### Data for this task

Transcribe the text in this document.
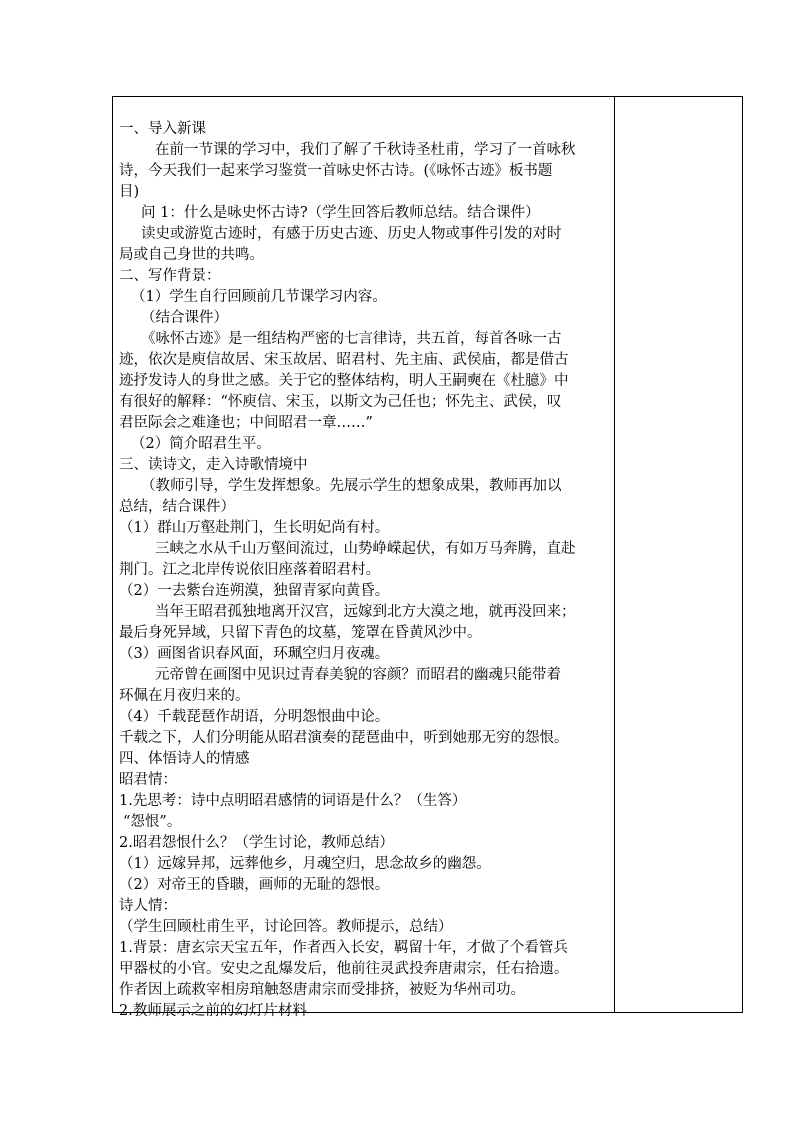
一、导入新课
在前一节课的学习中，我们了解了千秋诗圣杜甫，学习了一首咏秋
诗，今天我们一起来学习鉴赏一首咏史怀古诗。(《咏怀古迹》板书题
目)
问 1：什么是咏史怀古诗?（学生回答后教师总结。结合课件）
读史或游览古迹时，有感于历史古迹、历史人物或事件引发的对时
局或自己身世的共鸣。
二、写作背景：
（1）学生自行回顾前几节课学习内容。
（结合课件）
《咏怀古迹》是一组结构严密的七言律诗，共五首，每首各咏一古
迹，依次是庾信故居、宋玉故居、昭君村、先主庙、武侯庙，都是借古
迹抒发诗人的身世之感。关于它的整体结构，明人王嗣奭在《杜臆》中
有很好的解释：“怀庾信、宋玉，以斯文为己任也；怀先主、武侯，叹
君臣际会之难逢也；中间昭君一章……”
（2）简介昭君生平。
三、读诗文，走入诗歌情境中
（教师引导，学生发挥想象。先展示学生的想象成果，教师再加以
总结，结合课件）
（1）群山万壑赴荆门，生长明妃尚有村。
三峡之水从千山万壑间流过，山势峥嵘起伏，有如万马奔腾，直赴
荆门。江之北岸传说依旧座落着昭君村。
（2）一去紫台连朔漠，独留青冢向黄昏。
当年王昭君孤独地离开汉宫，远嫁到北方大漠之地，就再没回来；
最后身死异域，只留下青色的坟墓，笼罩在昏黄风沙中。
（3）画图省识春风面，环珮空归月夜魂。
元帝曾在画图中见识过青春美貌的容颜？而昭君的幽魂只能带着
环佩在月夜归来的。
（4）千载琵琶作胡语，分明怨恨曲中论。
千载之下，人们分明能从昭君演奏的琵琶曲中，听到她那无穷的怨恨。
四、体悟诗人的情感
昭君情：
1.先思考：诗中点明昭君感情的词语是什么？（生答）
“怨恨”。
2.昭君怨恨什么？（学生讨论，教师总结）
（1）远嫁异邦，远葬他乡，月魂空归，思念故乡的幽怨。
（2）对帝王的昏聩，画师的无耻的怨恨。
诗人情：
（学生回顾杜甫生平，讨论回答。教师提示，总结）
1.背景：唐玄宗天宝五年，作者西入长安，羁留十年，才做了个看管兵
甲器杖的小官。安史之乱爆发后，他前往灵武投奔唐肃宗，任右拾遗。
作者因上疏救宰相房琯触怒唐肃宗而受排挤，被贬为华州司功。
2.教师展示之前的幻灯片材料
...
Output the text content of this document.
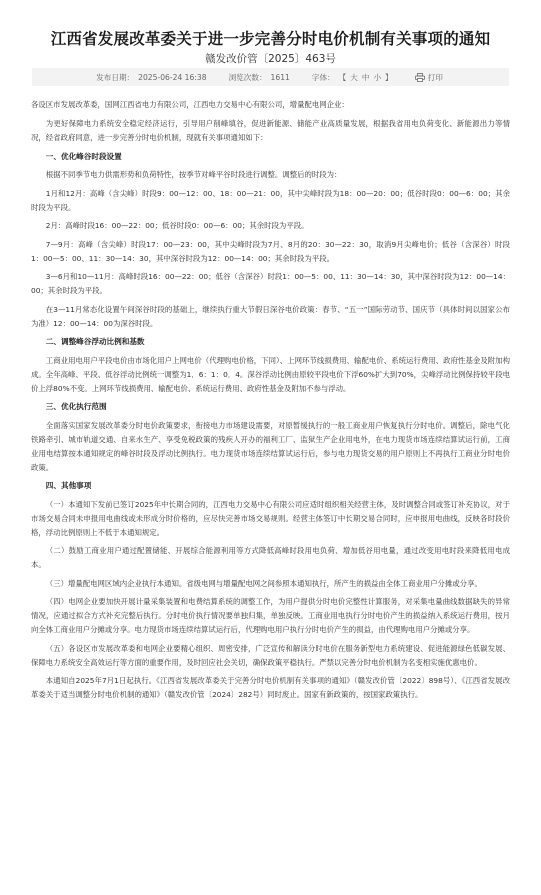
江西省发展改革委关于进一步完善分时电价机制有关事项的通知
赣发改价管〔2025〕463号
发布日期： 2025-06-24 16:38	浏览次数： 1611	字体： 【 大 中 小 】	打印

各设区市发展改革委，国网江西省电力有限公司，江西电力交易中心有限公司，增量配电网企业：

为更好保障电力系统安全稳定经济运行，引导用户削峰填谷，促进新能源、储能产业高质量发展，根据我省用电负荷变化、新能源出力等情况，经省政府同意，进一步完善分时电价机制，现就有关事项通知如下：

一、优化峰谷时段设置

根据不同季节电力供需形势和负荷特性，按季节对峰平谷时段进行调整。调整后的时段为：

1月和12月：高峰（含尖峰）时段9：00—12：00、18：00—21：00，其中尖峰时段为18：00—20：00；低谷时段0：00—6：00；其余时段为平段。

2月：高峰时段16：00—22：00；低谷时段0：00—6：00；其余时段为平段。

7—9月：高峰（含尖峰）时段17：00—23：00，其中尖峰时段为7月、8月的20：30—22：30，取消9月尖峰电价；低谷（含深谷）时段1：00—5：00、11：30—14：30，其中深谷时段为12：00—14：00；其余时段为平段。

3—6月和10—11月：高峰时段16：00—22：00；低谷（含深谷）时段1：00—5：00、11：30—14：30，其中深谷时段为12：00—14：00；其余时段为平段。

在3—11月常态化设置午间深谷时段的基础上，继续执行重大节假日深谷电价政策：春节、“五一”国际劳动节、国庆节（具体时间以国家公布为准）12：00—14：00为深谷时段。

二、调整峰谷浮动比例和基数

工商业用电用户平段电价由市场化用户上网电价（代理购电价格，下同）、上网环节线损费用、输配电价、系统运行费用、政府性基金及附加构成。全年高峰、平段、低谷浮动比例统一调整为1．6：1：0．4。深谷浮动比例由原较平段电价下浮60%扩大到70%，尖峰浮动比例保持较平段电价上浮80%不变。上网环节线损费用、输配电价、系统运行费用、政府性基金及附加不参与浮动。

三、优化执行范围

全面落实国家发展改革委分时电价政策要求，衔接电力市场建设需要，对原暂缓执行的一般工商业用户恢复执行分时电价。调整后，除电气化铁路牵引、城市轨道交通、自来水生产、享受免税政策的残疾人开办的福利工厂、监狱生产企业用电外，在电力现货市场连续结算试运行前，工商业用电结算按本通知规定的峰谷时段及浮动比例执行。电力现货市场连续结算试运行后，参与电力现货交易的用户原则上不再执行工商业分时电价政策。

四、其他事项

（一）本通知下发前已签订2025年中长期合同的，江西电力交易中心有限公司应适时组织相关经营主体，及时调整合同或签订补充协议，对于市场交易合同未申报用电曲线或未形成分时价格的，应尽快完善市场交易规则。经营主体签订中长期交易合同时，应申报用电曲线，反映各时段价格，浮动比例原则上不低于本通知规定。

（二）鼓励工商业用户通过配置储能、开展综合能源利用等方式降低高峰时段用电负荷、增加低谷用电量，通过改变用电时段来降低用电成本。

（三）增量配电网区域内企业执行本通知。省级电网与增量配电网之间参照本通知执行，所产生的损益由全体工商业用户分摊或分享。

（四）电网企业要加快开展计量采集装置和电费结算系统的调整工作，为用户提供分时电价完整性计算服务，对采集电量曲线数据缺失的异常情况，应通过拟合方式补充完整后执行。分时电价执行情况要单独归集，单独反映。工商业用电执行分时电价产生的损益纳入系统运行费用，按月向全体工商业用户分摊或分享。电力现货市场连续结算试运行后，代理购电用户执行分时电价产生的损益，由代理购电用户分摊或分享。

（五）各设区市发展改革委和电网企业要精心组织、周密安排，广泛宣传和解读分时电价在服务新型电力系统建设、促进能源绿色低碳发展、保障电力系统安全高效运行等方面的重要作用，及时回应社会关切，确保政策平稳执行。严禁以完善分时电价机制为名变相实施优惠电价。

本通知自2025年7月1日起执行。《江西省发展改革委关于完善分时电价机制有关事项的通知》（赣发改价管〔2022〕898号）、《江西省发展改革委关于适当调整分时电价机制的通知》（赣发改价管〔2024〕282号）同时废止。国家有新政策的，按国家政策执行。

### Problem statement
Extract all lines from the material above that include the word "text".

### Correct result
Transcribe the text in this document.
Output the text content of this document.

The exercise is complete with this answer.